◆ Set task:
Report the count of lines that carry the string "author", and add nothing.

____ Dataset rows

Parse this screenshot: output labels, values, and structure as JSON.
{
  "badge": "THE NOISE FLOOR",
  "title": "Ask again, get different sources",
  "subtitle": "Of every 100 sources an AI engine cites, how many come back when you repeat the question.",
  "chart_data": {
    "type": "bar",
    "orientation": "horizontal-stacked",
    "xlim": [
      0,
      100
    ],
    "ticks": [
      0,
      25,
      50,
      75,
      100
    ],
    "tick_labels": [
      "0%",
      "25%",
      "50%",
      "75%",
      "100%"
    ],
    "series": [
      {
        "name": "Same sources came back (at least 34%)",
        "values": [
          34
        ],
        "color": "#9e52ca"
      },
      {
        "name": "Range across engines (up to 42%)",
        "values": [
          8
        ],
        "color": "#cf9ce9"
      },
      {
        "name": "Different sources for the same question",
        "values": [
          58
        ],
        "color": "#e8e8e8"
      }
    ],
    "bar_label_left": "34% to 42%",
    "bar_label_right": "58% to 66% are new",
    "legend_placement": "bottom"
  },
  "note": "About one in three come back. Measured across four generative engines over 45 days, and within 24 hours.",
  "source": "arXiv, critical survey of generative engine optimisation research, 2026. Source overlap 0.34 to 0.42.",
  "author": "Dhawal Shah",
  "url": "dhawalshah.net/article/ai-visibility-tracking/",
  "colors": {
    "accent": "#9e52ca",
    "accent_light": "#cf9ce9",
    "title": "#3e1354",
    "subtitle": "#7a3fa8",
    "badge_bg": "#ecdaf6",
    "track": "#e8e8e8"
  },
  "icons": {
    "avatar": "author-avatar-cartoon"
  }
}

________

◆ Worked answer:
2